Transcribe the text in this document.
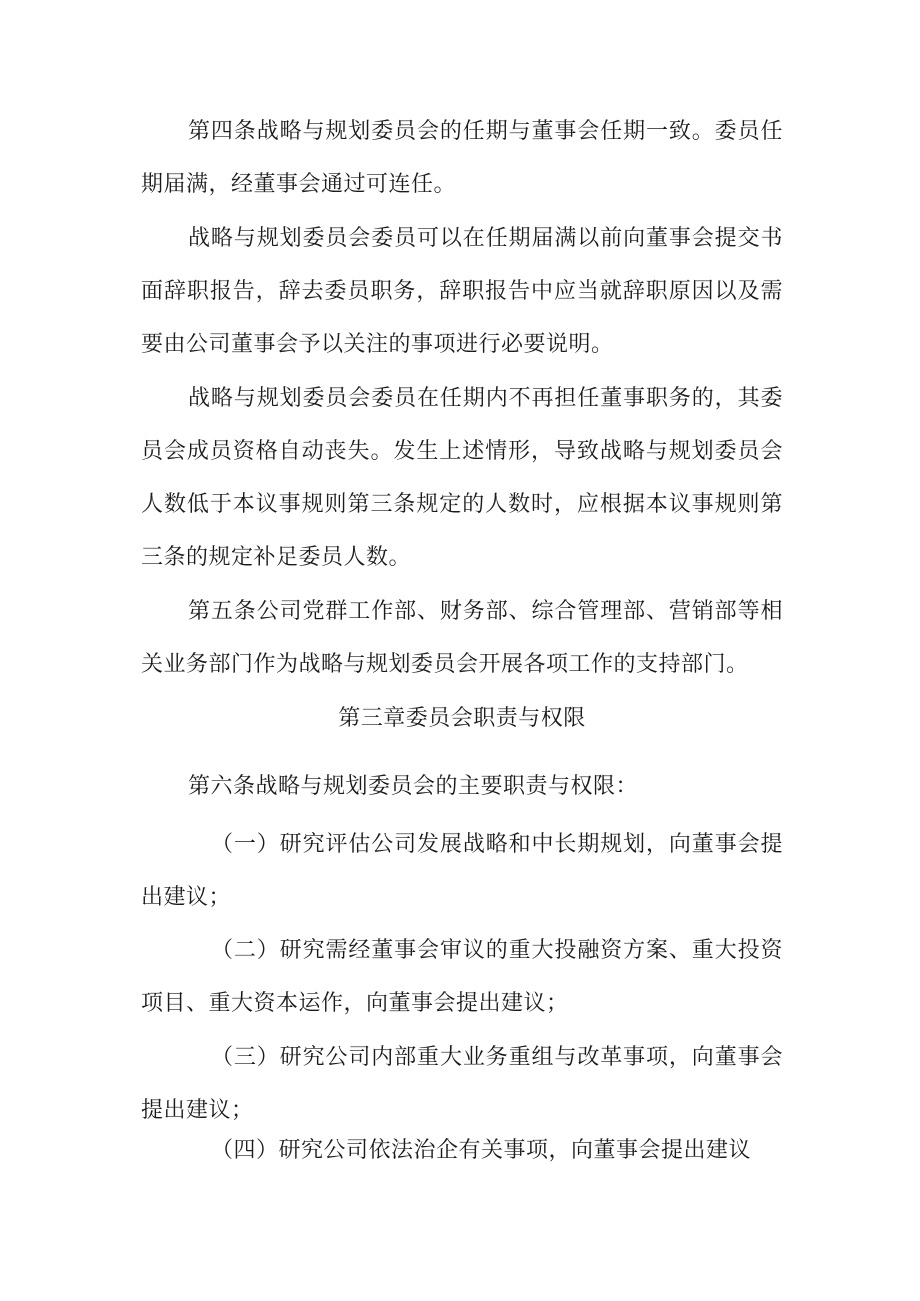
第四条战略与规划委员会的任期与董事会任期一致。委员任期届满，经董事会通过可连任。

战略与规划委员会委员可以在任期届满以前向董事会提交书面辞职报告，辞去委员职务，辞职报告中应当就辞职原因以及需要由公司董事会予以关注的事项进行必要说明。

战略与规划委员会委员在任期内不再担任董事职务的，其委员会成员资格自动丧失。发生上述情形，导致战略与规划委员会人数低于本议事规则第三条规定的人数时，应根据本议事规则第三条的规定补足委员人数。

第五条公司党群工作部、财务部、综合管理部、营销部等相关业务部门作为战略与规划委员会开展各项工作的支持部门。

第三章委员会职责与权限

第六条战略与规划委员会的主要职责与权限：

（一）研究评估公司发展战略和中长期规划，向董事会提出建议；

（二）研究需经董事会审议的重大投融资方案、重大投资项目、重大资本运作，向董事会提出建议；

（三）研究公司内部重大业务重组与改革事项，向董事会提出建议；

（四）研究公司依法治企有关事项，向董事会提出建议
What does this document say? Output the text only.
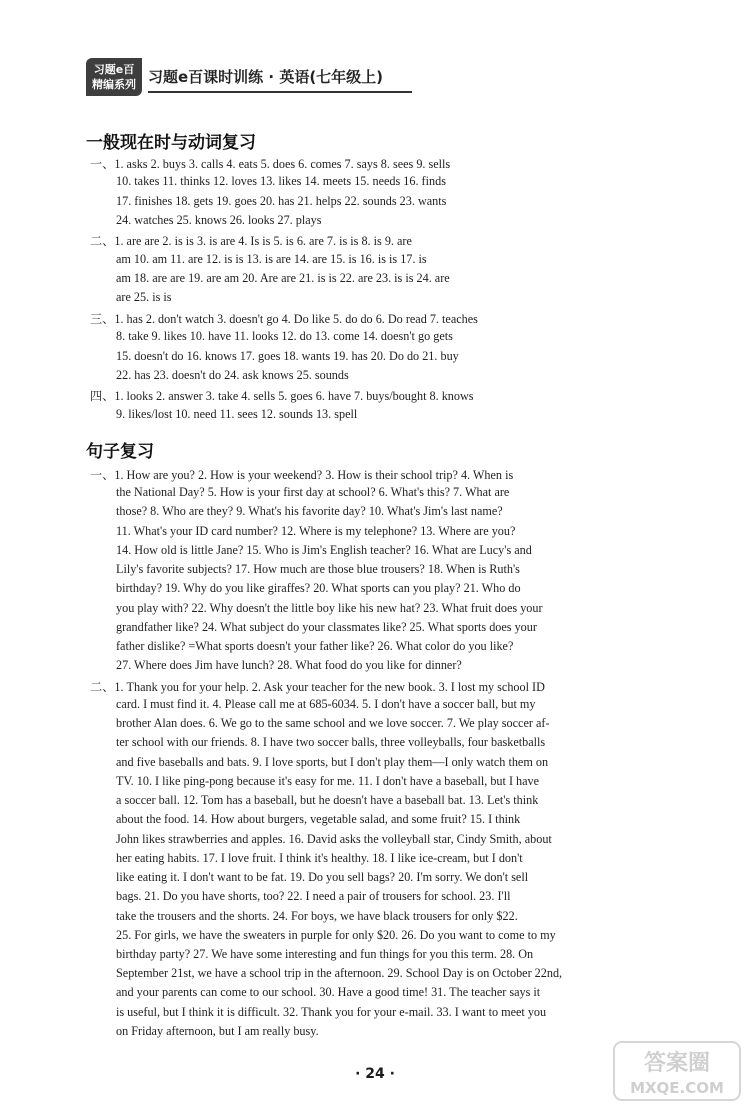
习题e百
精编系列 习题e百课时训练 · 英语(七年级上)
一般现在时与动词复习
一、1. asks 2. buys 3. calls 4. eats 5. does 6. comes 7. says 8. sees 9. sells
10. takes 11. thinks 12. loves 13. likes 14. meets 15. needs 16. finds
17. finishes 18. gets 19. goes 20. has 21. helps 22. sounds 23. wants
24. watches 25. knows 26. looks 27. plays
二、1. are are 2. is is 3. is are 4. Is is 5. is 6. are 7. is is 8. is 9. are
am 10. am 11. are 12. is is 13. is are 14. are 15. is 16. is is 17. is
am 18. are are 19. are am 20. Are are 21. is is 22. are 23. is is 24. are
are 25. is is
三、1. has 2. don't watch 3. doesn't go 4. Do like 5. do do 6. Do read 7. teaches
8. take 9. likes 10. have 11. looks 12. do 13. come 14. doesn't go gets
15. doesn't do 16. knows 17. goes 18. wants 19. has 20. Do do 21. buy
22. has 23. doesn't do 24. ask knows 25. sounds
四、1. looks 2. answer 3. take 4. sells 5. goes 6. have 7. buys/bought 8. knows
9. likes/lost 10. need 11. sees 12. sounds 13. spell
句子复习
一、1. How are you? 2. How is your weekend? 3. How is their school trip? 4. When is
the National Day? 5. How is your first day at school? 6. What's this? 7. What are
those? 8. Who are they? 9. What's his favorite day? 10. What's Jim's last name?
11. What's your ID card number? 12. Where is my telephone? 13. Where are you?
14. How old is little Jane? 15. Who is Jim's English teacher? 16. What are Lucy's and
Lily's favorite subjects? 17. How much are those blue trousers? 18. When is Ruth's
birthday? 19. Why do you like giraffes? 20. What sports can you play? 21. Who do
you play with? 22. Why doesn't the little boy like his new hat? 23. What fruit does your
grandfather like? 24. What subject do your classmates like? 25. What sports does your
father dislike? =What sports doesn't your father like? 26. What color do you like?
27. Where does Jim have lunch? 28. What food do you like for dinner?
二、1. Thank you for your help. 2. Ask your teacher for the new book. 3. I lost my school ID
card. I must find it. 4. Please call me at 685-6034. 5. I don't have a soccer ball, but my
brother Alan does. 6. We go to the same school and we love soccer. 7. We play soccer af-
ter school with our friends. 8. I have two soccer balls, three volleyballs, four basketballs
and five baseballs and bats. 9. I love sports, but I don't play them—I only watch them on
TV. 10. I like ping-pong because it's easy for me. 11. I don't have a baseball, but I have
a soccer ball. 12. Tom has a baseball, but he doesn't have a baseball bat. 13. Let's think
about the food. 14. How about burgers, vegetable salad, and some fruit? 15. I think
John likes strawberries and apples. 16. David asks the volleyball star, Cindy Smith, about
her eating habits. 17. I love fruit. I think it's healthy. 18. I like ice-cream, but I don't
like eating it. I don't want to be fat. 19. Do you sell bags? 20. I'm sorry. We don't sell
bags. 21. Do you have shorts, too? 22. I need a pair of trousers for school. 23. I'll
take the trousers and the shorts. 24. For boys, we have black trousers for only $22.
25. For girls, we have the sweaters in purple for only $20. 26. Do you want to come to my
birthday party? 27. We have some interesting and fun things for you this term. 28. On
September 21st, we have a school trip in the afternoon. 29. School Day is on October 22nd,
and your parents can come to our school. 30. Have a good time! 31. The teacher says it
is useful, but I think it is difficult. 32. Thank you for your e-mail. 33. I want to meet you
on Friday afternoon, but I am really busy.
· 24 ·	答案圈
MXQE.COM
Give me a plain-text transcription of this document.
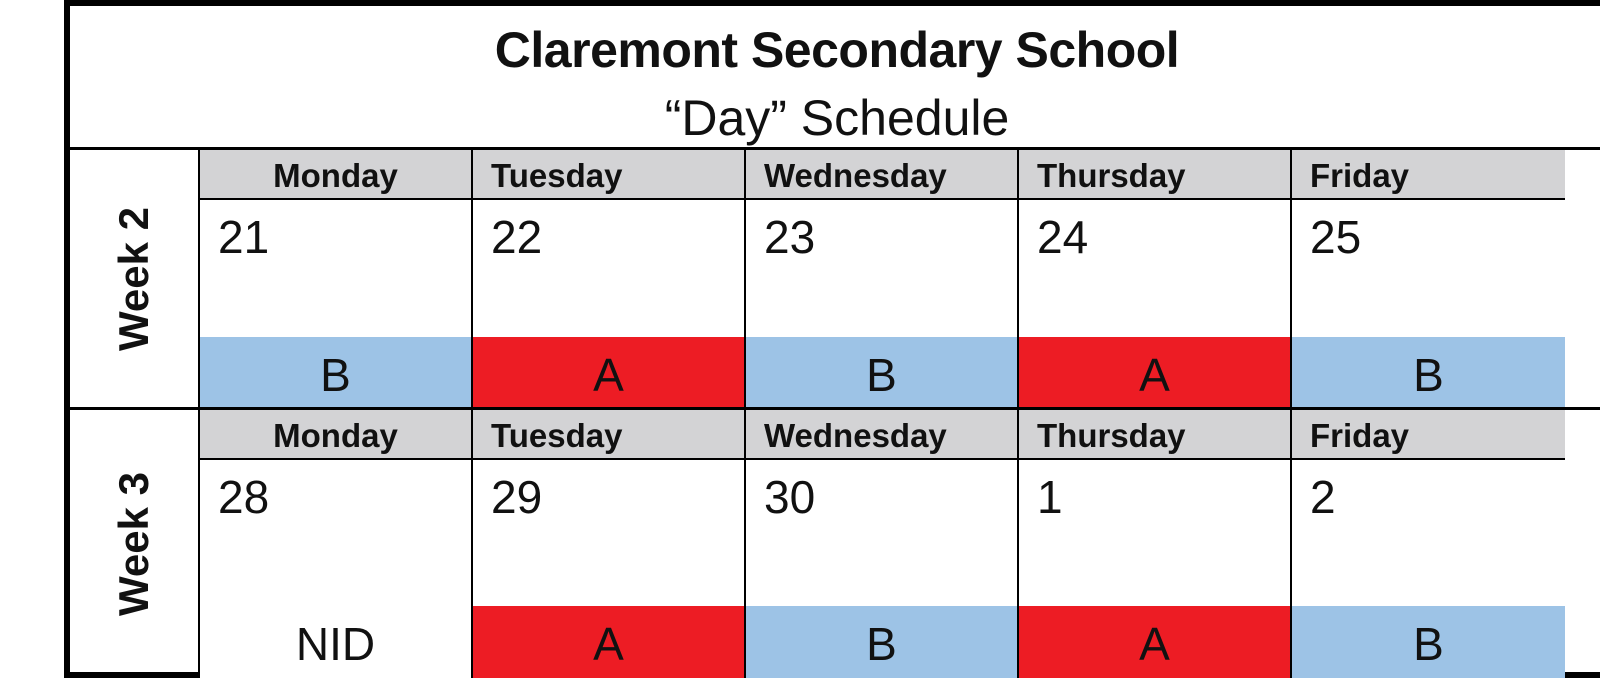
Claremont Secondary School
“Day” Schedule
Week 2
Monday
21
B
Tuesday
22
A
Wednesday
23
B
Thursday
24
A
Friday
25
B
Week 3
Monday
28
NID
Tuesday
29
A
Wednesday
30
B
Thursday
1
A
Friday
2
B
======
Aim of the task
Copy each line of the data that contains the word "favorite".

Correct response
those? 8. Who are they? 9. What's his favorite day? 10. What's Jim's last name?
Lily's favorite subjects? 17. How much are those blue trousers? 18. When is Ruth's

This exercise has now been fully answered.